## WORK REQUIRED:
Exactly repeat the material, dropping only the pictures.

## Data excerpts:
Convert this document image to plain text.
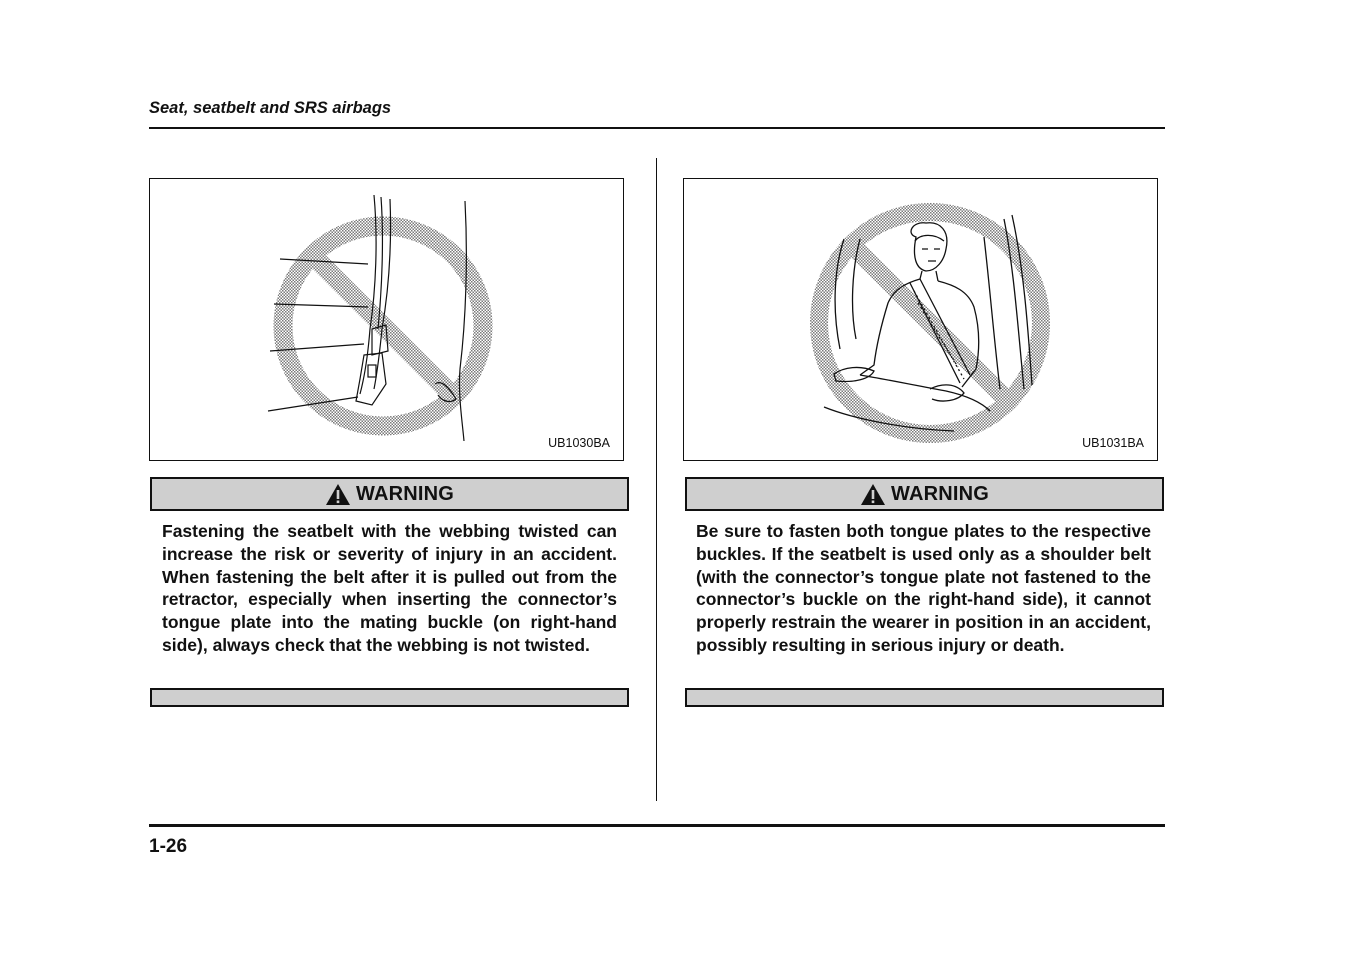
Seat, seatbelt and SRS airbags
UB1030BA
WARNING
Fastening the seatbelt with the webbing twisted can increase the risk or severity of injury in an accident. When fastening the belt after it is pulled out from the retractor, especially when inserting the connector’s tongue plate into the mating buckle (on right-hand side), always check that the webbing is not twisted.
UB1031BA
WARNING
Be sure to fasten both tongue plates to the respective buckles. If the seatbelt is used only as a shoulder belt (with the connector’s tongue plate not fastened to the connector’s buckle on the right-hand side), it cannot properly restrain the wearer in position in an accident, possibly resulting in serious injury or death.
1-26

## EXERCISE RESULT:
Convert this document image to plain text.
Seat, seatbelt and SRS airbags
UB1030BA
WARNING
Fastening the seatbelt with the webbing twisted can increase the risk or severity of injury in an accident. When fastening the belt after it is pulled out from the retractor, especially when inserting the connector’s tongue plate into the mating buckle (on right-hand side), always check that the webbing is not twisted.
UB1031BA
WARNING
Be sure to fasten both tongue plates to the respective buckles. If the seatbelt is used only as a shoulder belt (with the connector’s tongue plate not fastened to the connector’s buckle on the right-hand side), it cannot properly restrain the wearer in position in an accident, possibly resulting in serious injury or death.
1-26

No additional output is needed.